---- DATA FOR THE TASK
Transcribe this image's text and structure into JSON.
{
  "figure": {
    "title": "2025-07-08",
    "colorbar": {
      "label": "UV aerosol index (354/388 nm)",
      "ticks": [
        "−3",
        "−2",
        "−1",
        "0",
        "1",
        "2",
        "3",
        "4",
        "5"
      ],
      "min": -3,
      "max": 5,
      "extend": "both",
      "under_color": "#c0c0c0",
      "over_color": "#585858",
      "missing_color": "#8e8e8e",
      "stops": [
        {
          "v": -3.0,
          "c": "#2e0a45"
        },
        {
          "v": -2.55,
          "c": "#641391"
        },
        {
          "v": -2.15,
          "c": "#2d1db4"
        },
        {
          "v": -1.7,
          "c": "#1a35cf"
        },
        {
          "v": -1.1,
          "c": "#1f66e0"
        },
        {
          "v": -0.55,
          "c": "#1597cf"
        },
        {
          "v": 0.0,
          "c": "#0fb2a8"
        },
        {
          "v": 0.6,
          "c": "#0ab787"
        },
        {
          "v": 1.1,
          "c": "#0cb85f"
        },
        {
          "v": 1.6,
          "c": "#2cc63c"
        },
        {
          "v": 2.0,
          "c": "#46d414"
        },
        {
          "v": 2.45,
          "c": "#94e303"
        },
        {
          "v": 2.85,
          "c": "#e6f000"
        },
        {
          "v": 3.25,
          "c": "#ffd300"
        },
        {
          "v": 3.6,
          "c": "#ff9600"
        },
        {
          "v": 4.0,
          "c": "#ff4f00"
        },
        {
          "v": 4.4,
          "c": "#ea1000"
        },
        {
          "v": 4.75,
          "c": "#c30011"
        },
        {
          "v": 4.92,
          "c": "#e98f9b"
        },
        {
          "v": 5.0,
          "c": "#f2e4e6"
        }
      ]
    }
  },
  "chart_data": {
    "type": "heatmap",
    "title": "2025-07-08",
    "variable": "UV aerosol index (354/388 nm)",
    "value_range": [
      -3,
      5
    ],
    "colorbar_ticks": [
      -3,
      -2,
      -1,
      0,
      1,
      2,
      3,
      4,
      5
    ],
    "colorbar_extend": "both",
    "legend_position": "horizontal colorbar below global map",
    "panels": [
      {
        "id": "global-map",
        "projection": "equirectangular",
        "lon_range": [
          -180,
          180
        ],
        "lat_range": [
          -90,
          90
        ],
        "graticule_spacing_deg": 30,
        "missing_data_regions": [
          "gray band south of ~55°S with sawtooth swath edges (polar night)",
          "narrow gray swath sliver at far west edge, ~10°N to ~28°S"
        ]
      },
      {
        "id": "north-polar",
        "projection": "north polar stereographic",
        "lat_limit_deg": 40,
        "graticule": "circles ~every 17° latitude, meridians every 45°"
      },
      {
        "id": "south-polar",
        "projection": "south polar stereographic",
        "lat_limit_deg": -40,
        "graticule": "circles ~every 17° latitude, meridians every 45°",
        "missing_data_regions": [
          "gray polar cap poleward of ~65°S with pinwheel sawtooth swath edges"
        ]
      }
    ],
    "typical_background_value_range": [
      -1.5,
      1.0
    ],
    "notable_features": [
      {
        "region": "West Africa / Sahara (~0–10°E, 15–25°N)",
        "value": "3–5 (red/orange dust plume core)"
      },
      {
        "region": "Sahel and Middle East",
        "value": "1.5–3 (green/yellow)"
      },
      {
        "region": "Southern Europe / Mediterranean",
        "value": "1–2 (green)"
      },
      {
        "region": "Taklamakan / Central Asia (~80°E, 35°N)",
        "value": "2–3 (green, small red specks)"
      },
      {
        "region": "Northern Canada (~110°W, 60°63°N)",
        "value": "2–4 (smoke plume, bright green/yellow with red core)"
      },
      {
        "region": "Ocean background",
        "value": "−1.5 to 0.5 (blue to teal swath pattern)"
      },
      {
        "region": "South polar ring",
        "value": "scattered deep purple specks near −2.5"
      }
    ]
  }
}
--------
**EXERCISE DIRECTIONS:**
Which lines include the word "circles"? List them all.

**THE OUTPUT:**
        "graticule": "circles ~every 17° latitude, meridians every 45°"
        "graticule": "circles ~every 17° latitude, meridians every 45°",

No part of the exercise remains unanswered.